Start at the line in the records that contains "54, 928, 66]" and stop after the line that contains "222, 210, 231]". Recast those lines as a JSON list of strings, one string per line, with blank lines left out.
— Begin SUPPLIED RECORDS —
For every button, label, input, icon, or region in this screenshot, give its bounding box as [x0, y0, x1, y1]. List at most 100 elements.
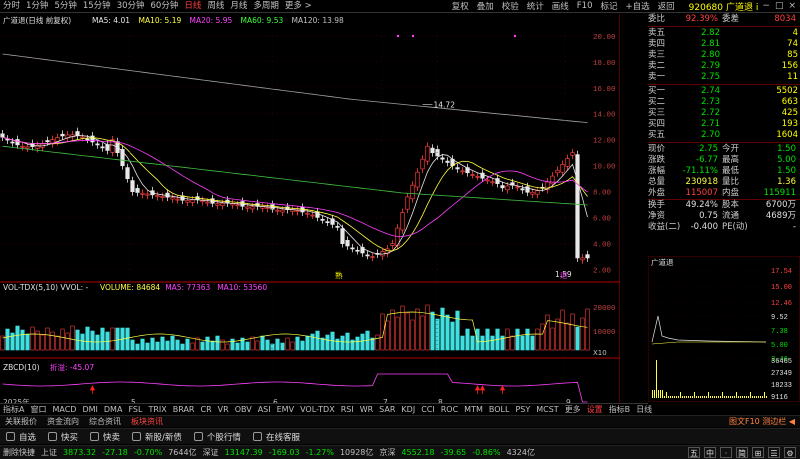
stat-label: 最高 — [722, 155, 740, 165]
indicator-tab[interactable]: MTM — [464, 405, 483, 414]
bid-row[interactable]: 买四 2.71 193 — [648, 119, 800, 130]
bid-row[interactable]: 买一 2.74 5502 — [648, 86, 800, 97]
indicator-tab[interactable]: 指标B — [608, 405, 631, 414]
indicator-tab[interactable]: KDJ — [401, 405, 416, 414]
top-tool-button[interactable]: 返回 — [657, 2, 675, 12]
period-tab[interactable]: 1分钟 — [26, 1, 49, 11]
f10-sidebar-toggle[interactable]: 图文F10 测边栏 ◀ — [728, 417, 795, 426]
indicator-tab[interactable]: 窗口 — [30, 405, 47, 414]
indicator-tab[interactable]: SAR — [379, 405, 396, 414]
period-tab[interactable]: 多周期 — [253, 1, 279, 11]
status-item[interactable]: 删除快捷 — [3, 448, 35, 457]
ask-volume: 74 — [787, 39, 798, 49]
close-icon[interactable]: × — [788, 1, 796, 11]
ask-row[interactable]: 卖一 2.75 11 — [648, 72, 800, 83]
indicator-tab[interactable]: BOLL — [488, 405, 510, 414]
toolbar-button[interactable]: 在线客服 — [247, 431, 306, 443]
indicator-tab[interactable]: EMV — [276, 405, 295, 414]
period-tab[interactable]: 分时 — [3, 1, 21, 11]
toolbar-button-label: 新股/新债 — [145, 432, 182, 443]
kline-chart-area[interactable]: 20.00 18.00 16.00 14.00 12.00 10.00 8.00 6.00 4.… — [0, 14, 620, 406]
period-tab[interactable]: 30分钟 — [116, 1, 145, 11]
bid-row[interactable]: 买三 2.72 425 — [648, 108, 800, 119]
toolbar-button[interactable]: 快买 — [42, 431, 84, 443]
status-toggle-button[interactable]: 中 — [704, 447, 716, 458]
indicator-tab[interactable]: MACD — [52, 405, 77, 414]
info-tab[interactable]: 资金流向 — [47, 417, 79, 426]
indicator-tab[interactable]: PSY — [515, 405, 531, 414]
indicator-tab[interactable]: OBV — [234, 405, 252, 414]
minimize-icon[interactable]: − — [762, 1, 770, 11]
indicator-tab[interactable]: 指标A — [3, 405, 25, 414]
indicator-tab[interactable]: RSI — [340, 405, 354, 414]
info-tab[interactable]: 板块资讯 — [131, 417, 163, 426]
indicator-tab[interactable]: MCST — [536, 405, 559, 414]
toolbar-button[interactable]: 快卖 — [84, 431, 126, 443]
toolbar-button[interactable]: 自选 — [0, 431, 42, 443]
period-tab[interactable]: 5分钟 — [54, 1, 77, 11]
indicator-tab[interactable]: FSL — [128, 405, 143, 414]
stat-value: -6.77 — [696, 155, 718, 165]
top-tool-button[interactable]: F10 — [576, 1, 593, 11]
top-tool-button[interactable]: 统计 — [526, 2, 544, 12]
status-toggle-button[interactable]: ☰ — [768, 447, 780, 458]
indicator-tab[interactable]: 更多 — [564, 405, 581, 414]
mini-volume-tick: 9116 — [771, 394, 788, 402]
toolbar-button[interactable]: 新股/新债 — [126, 431, 188, 443]
high-label: 14.72 — [434, 100, 456, 109]
mini-price-tick: 9.52 — [771, 314, 788, 322]
mini-price-tick: 12.46 — [771, 300, 792, 308]
bid-row[interactable]: 买二 2.73 663 — [648, 97, 800, 108]
indicator-tab[interactable]: ROC — [440, 405, 459, 414]
ask-row[interactable]: 卖二 2.79 156 — [648, 61, 800, 72]
status-toggle-button[interactable]: 简 — [736, 447, 748, 458]
ask-row[interactable]: 卖三 2.80 85 — [648, 50, 800, 61]
top-tool-button[interactable]: 画线 — [551, 2, 569, 12]
status-toggle-button[interactable]: ⊞ — [752, 447, 764, 458]
period-tab[interactable]: 月线 — [230, 1, 248, 11]
weibi-row: 委比 92.39% 委差 8034 — [648, 14, 800, 25]
period-tab[interactable]: 日线 — [184, 1, 202, 11]
indicator-tab[interactable]: CCI — [421, 405, 435, 414]
indicator-tab[interactable]: TRIX — [148, 405, 167, 414]
ask-row[interactable]: 卖五 2.82 4 — [648, 28, 800, 39]
indicator-tab[interactable]: CR — [200, 405, 212, 414]
volume-unit: X10 — [593, 349, 607, 357]
ask-label: 卖一 — [648, 72, 666, 82]
indicator-tab[interactable]: DMA — [103, 405, 123, 414]
toolbar-button[interactable]: 个股行情 — [188, 431, 247, 443]
period-tab[interactable]: 60分钟 — [150, 1, 179, 11]
info-tab[interactable]: 综合资讯 — [89, 417, 121, 426]
period-tab[interactable]: 更多 > — [284, 1, 312, 11]
status-toggle-button[interactable]: ⚙ — [784, 447, 796, 458]
price-tick: 6.00 — [593, 216, 612, 224]
top-tool-button[interactable]: 叠加 — [476, 2, 494, 12]
indicator-tab[interactable]: BRAR — [172, 405, 195, 414]
indicator-tab[interactable]: ASI — [257, 405, 271, 414]
info-tab[interactable]: 关联报价 — [5, 417, 37, 426]
indicator-tab[interactable]: WR — [359, 405, 374, 414]
stat-value: 49.24% — [685, 200, 718, 210]
bid-row[interactable]: 买五 2.70 1604 — [648, 130, 800, 141]
maximize-icon[interactable]: □ — [774, 1, 784, 11]
indicator-tab[interactable]: VR — [217, 405, 229, 414]
period-tab[interactable]: 15分钟 — [82, 1, 111, 11]
status-toggle-button[interactable]: 五 — [688, 447, 700, 458]
indicator-tab[interactable]: DMI — [82, 405, 98, 414]
ask-label: 卖三 — [648, 50, 666, 60]
top-tool-button[interactable]: 标记 — [600, 2, 618, 12]
indicator-tab[interactable]: 设置 — [586, 405, 603, 414]
top-tool-button[interactable]: +自选 — [625, 2, 650, 12]
bid-price: 2.72 — [701, 108, 720, 118]
ask-row[interactable]: 卖四 2.81 74 — [648, 39, 800, 50]
price-tick: 4.00 — [593, 242, 612, 250]
mini-volume-tick: 18233 — [771, 382, 792, 390]
top-tool-button[interactable]: 复权 — [451, 2, 469, 12]
indicator-tab[interactable]: VOL-TDX — [300, 405, 335, 414]
status-toggle-button[interactable]: · — [720, 447, 732, 458]
delist-mark: 退 — [560, 271, 568, 280]
bid-volume: 663 — [781, 97, 798, 107]
period-tab[interactable]: 周线 — [207, 1, 225, 11]
top-tool-button[interactable]: 校验 — [501, 2, 519, 12]
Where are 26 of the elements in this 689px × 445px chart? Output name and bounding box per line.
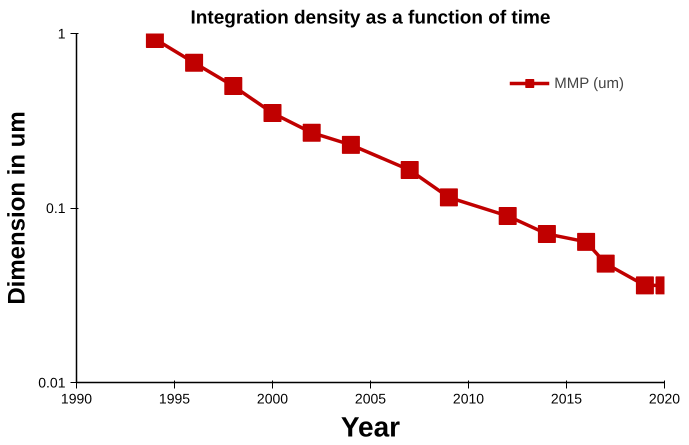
x-tick-label: 2005 <box>354 390 386 406</box>
chart-title: Integration density as a function of time <box>190 8 550 28</box>
point <box>342 136 360 154</box>
x-tick-label: 2010 <box>452 390 484 406</box>
point <box>498 206 517 225</box>
x-tick-label: 2000 <box>256 390 288 406</box>
point <box>224 77 242 96</box>
x-axis-title: Year <box>340 412 400 442</box>
x-tick-label: 1990 <box>60 390 92 406</box>
point <box>264 104 282 122</box>
point <box>185 54 204 72</box>
point <box>400 161 419 180</box>
x-tick-label: 2015 <box>550 390 582 406</box>
x-tick-label: 2020 <box>648 390 680 406</box>
y-axis-title: Dimension in um <box>3 111 30 305</box>
point <box>302 124 321 142</box>
point <box>636 276 654 294</box>
y-tick-label: 0.1 <box>46 200 66 216</box>
point <box>440 188 458 206</box>
point <box>577 232 596 251</box>
y-tick-label: 1 <box>58 26 66 42</box>
x-tick-label: 1995 <box>158 390 190 406</box>
y-tick-label: 0.01 <box>38 374 66 390</box>
point <box>596 254 615 273</box>
legend-label: MMP (um) <box>554 74 624 92</box>
point <box>538 224 556 243</box>
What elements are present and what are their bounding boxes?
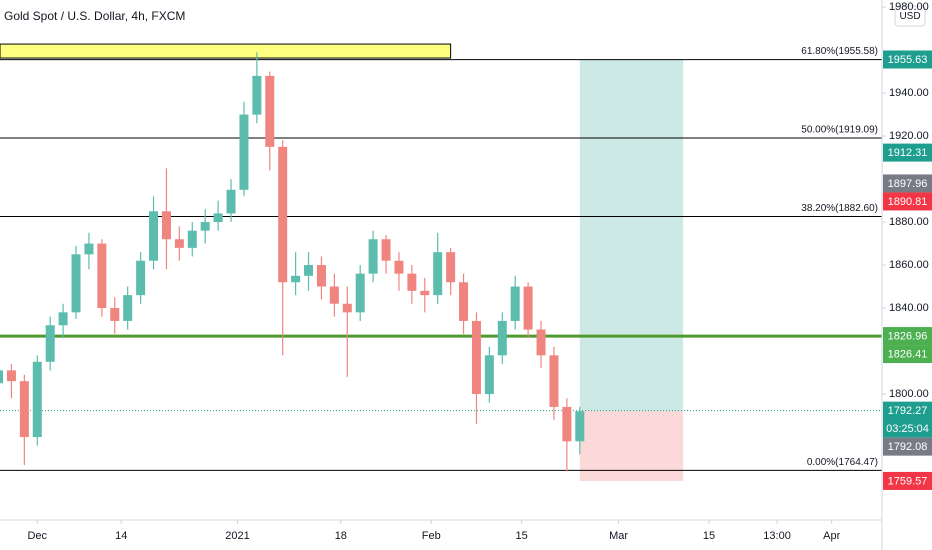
price-label: 1955.63	[888, 54, 928, 66]
candle-body	[407, 273, 417, 291]
candle-body	[226, 189, 236, 214]
candle-body	[265, 75, 275, 147]
price-label: 1826.96	[888, 330, 928, 342]
highlight-box	[0, 43, 452, 59]
candle-body	[523, 286, 533, 330]
fib-label: 0.00%(1764.47)	[807, 457, 878, 468]
price-label: 1759.57	[888, 475, 928, 487]
loss-zone	[579, 410, 684, 481]
candle-body	[136, 260, 146, 296]
price-label-bg	[883, 174, 932, 193]
y-tick-label: 1980.00	[889, 1, 929, 13]
x-tick-label: Feb	[422, 530, 441, 542]
candle-body	[213, 213, 223, 223]
chart-title: Gold Spot / U.S. Dollar, 4h, FXCM	[4, 9, 185, 23]
price-label: 1792.08	[888, 441, 928, 453]
price-label-bg	[883, 50, 932, 69]
price-label: 1826.41	[888, 348, 928, 360]
price-label: 1792.27	[888, 405, 928, 417]
candle-body	[19, 381, 29, 438]
y-tick-label: 1840.00	[889, 302, 929, 314]
x-tick-label: 13:00	[763, 530, 791, 542]
candle-body	[123, 295, 133, 321]
candle-body	[381, 239, 391, 261]
price-label: 1890.81	[888, 196, 928, 208]
x-tick-label: 15	[703, 530, 715, 542]
candle-body	[575, 411, 585, 442]
y-tick-label: 1920.00	[889, 130, 929, 142]
x-tick-label: Mar	[609, 530, 628, 542]
price-label-bg	[883, 345, 932, 364]
candle-body	[304, 265, 314, 276]
candle-body	[291, 275, 301, 283]
candle-body	[252, 75, 262, 115]
candle-body	[200, 222, 210, 231]
candle-body	[6, 370, 16, 382]
price-label: 1912.31	[888, 147, 928, 159]
candle-body	[71, 254, 81, 313]
x-tick-label: 14	[115, 530, 127, 542]
y-tick-label: 1860.00	[889, 259, 929, 271]
x-tick-label: 15	[516, 530, 528, 542]
candle-body	[510, 286, 520, 321]
candle-body	[174, 239, 184, 248]
y-tick-label: 1800.00	[889, 388, 929, 400]
candle-body	[149, 211, 159, 261]
price-label: 1897.96	[888, 178, 928, 190]
price-label-bg	[883, 143, 932, 162]
price-label-bg	[883, 327, 932, 346]
candle-body	[562, 406, 572, 442]
fib-label: 38.20%(1882.60)	[801, 203, 878, 214]
candle-body	[32, 361, 42, 438]
candle-body	[316, 265, 326, 287]
candle-body	[433, 252, 443, 296]
candle-body	[446, 252, 456, 283]
candle-body	[58, 312, 68, 326]
fib-label: 50.00%(1919.09)	[801, 125, 878, 136]
price-label-bg	[883, 192, 932, 211]
candle-body	[161, 211, 171, 240]
currency-label[interactable]: USD	[899, 11, 920, 22]
candle-body	[368, 239, 378, 274]
candle-body	[459, 282, 469, 321]
x-tick-label: 2021	[225, 530, 249, 542]
candle-body	[536, 329, 546, 356]
price-label-bg	[883, 471, 932, 490]
candle-body	[84, 243, 94, 255]
x-tick-label: Dec	[27, 530, 47, 542]
candle-body	[97, 243, 107, 309]
candle-body	[420, 290, 430, 296]
candle-body	[239, 114, 249, 190]
candle-body	[342, 303, 352, 313]
candle-body	[187, 230, 197, 248]
candle-body	[549, 355, 559, 407]
y-tick-label: 1880.00	[889, 216, 929, 228]
candle-body	[471, 320, 481, 395]
plot-area: 61.80%(1955.58) 50.00%(1919.09) 38.20%(188…	[0, 43, 882, 481]
candle-body	[329, 286, 339, 304]
fib-label: 61.80%(1955.58)	[801, 46, 878, 57]
candle-body	[110, 308, 120, 321]
candle-body	[0, 370, 4, 384]
price-label-bg	[883, 437, 932, 456]
candle-body	[355, 273, 365, 313]
candle-body	[394, 260, 404, 274]
y-tick-label: 1940.00	[889, 87, 929, 99]
currency-button[interactable]	[894, 5, 926, 27]
x-tick-label: Apr	[823, 530, 840, 542]
candle-body	[278, 146, 288, 283]
candle-body	[45, 325, 55, 362]
candle-body	[497, 320, 507, 356]
countdown-label: 03:25:04	[886, 423, 929, 435]
price-label-bg	[883, 401, 932, 438]
x-tick-label: 18	[335, 530, 347, 542]
candle-body	[484, 355, 494, 395]
profit-zone	[579, 59, 684, 411]
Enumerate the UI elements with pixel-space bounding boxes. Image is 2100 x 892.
— End SUPPLIED RECORDS —
# [RESPONSE]
[
  "price-label: 1955.63\t[888, 54, 928, 66]",
  "candle-body\t[407, 273, 417, 291]",
  "candle-body\t[226, 189, 236, 214]",
  "candle-body\t[265, 75, 275, 147]",
  "price-label: 1826.96\t[888, 330, 928, 342]",
  "highlight-box\t[0, 43, 452, 59]",
  "candle-body\t[523, 286, 533, 330]",
  "fib-label: 0.00%(1764.47)\t[807, 457, 878, 468]",
  "price-label: 1759.57\t[888, 475, 928, 487]",
  "loss-zone\t[579, 410, 684, 481]",
  "candle-body\t[136, 260, 146, 296]",
  "price-label-bg\t[883, 174, 932, 193]",
  "y-tick-label: 1980.00\t[889, 1, 929, 13]",
  "x-tick-label: Feb\t[422, 530, 441, 542]",
  "candle-body\t[213, 213, 223, 223]",
  "chart-title: Gold Spot / U.S. Dollar, 4h, FXCM\t[4, 9, 185, 23]",
  "price-label: 1792.08\t[888, 441, 928, 453]",
  "price-label-bg\t[883, 50, 932, 69]",
  "price-label: 1826.41\t[888, 348, 928, 360]",
  "price-label: 1792.27\t[888, 405, 928, 417]",
  "candle-body\t[19, 381, 29, 438]",
  "y-tick-label: 1840.00\t[889, 302, 929, 314]",
  "x-tick-label: 13:00\t[763, 530, 791, 542]",
  "candle-body\t[123, 295, 133, 321]",
  "candle-body\t[381, 239, 391, 261]",
  "price-label: 1890.81\t[888, 196, 928, 208]",
  "x-tick-label: 15\t[703, 530, 715, 542]",
  "candle-body\t[575, 411, 585, 442]",
  "y-tick-label: 1920.00\t[889, 130, 929, 142]",
  "x-tick-label: Mar\t[609, 530, 628, 542]",
  "price-label-bg\t[883, 345, 932, 364]",
  "candle-body\t[304, 265, 314, 276]",
  "candle-body\t[291, 275, 301, 283]",
  "candle-body\t[252, 75, 262, 115]",
  "candle-body\t[200, 222, 210, 231]"
]